_Source text_:
┏━━

The last thing i was expecting was my cancer to change  from curative to this. I don't  think  they rate my survival very much but want me to go through chemotherapy which is only a 10 - 20 per cent chance - feel totally lost.

  • FormerMember
    FormerMember

    Dear

    I am so sorry to hear about your situation. You already had so much on your plate and now this cancer too. It must feel overwhelming. 

    I can’t advise on going forward with chemo or not. It’s such a personal decision. It might help to work your way through this guide on making a decision about treatment. 

    https://www.macmillan.org.uk/cancer-information-and-support/treatment/your-treatment-options/making-treatment-decisions

    As for being marked palliative, has anyone talked to you about this? When I was told that the cancer was incurable I got in touch with my local hospice via my GP. They have been incredibly helpful and supported me in all sorts of ways over the years. For example I have had some counselling that really helped me through a crisis, complementary therapies that were just nice, and now help with pain control. They support the whole family too and help everyone to live as best they can in this abnormal situation. I have found it very helpful to make early contact with the hospice and build  up my relationship with them. It means they know me well and I don’t have to explain myself every time I make contact. 

    Beyond that I can only say you are not alone. Each of us in this incurable club has a unique story but somehow we overlap and being able to talk to people who know what it’s like to see notes marked palliative or find their other half unreachable in a state of anger can really help.

┗━━

_Source information_:
┏━━

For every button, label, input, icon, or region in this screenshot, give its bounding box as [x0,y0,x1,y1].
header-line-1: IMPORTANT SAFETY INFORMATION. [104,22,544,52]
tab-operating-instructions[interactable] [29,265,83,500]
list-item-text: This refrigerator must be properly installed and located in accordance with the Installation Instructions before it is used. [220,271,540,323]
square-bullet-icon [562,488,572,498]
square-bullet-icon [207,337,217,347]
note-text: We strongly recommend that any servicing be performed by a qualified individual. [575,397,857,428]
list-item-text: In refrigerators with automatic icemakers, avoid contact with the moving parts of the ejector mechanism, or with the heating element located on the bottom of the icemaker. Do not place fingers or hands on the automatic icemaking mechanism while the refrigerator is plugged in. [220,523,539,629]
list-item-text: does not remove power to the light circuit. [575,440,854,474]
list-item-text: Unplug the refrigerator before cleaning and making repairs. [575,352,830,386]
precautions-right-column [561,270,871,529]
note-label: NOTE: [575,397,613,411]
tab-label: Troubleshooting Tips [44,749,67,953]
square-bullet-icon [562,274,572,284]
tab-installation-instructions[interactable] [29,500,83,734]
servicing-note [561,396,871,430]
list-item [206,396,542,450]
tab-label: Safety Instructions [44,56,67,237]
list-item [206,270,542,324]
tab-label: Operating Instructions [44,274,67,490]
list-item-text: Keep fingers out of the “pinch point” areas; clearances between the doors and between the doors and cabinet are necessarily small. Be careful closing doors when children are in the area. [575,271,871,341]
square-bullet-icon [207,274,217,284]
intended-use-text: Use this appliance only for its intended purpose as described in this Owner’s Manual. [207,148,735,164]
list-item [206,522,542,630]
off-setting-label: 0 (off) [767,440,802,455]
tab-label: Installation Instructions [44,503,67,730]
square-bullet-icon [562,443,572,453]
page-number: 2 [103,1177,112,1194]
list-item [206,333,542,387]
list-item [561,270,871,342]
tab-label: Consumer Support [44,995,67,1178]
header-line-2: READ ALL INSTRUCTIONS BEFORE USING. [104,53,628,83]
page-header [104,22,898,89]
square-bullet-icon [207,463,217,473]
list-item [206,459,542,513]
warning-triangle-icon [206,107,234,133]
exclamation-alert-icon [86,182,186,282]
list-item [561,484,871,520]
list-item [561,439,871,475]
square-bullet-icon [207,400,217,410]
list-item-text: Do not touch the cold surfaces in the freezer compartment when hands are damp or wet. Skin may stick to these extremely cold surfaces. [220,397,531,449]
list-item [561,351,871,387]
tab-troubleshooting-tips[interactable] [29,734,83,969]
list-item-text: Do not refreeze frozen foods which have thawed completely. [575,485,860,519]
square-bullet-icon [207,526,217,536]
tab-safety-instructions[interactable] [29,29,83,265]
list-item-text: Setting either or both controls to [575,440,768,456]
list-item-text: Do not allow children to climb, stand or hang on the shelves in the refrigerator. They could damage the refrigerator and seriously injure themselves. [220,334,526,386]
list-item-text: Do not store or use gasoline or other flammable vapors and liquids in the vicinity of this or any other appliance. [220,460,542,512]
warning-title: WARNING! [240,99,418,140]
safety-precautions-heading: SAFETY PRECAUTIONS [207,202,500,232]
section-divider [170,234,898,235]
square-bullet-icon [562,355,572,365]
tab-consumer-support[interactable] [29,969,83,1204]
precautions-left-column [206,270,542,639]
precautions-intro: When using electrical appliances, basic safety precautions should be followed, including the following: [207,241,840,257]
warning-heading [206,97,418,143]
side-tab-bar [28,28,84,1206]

┗━━

_What the task asks_:
Copy the forum post starting at "The last thing" and ending at "must feel overwhelming.", swapping "overwhelming" for "crushing". The lines are separate material, apart from the forum post.

_Task result_:
The last thing i was expecting was my cancer to change  from curative to this. I don't  think  they rate my survival very much but want me to go through chemotherapy which is only a 10 - 20 per cent chance - feel totally lost.

  • FormerMember
    FormerMember

    Dear

    I am so sorry to hear about your situation. You already had so much on your plate and now this cancer too. It must feel crushing.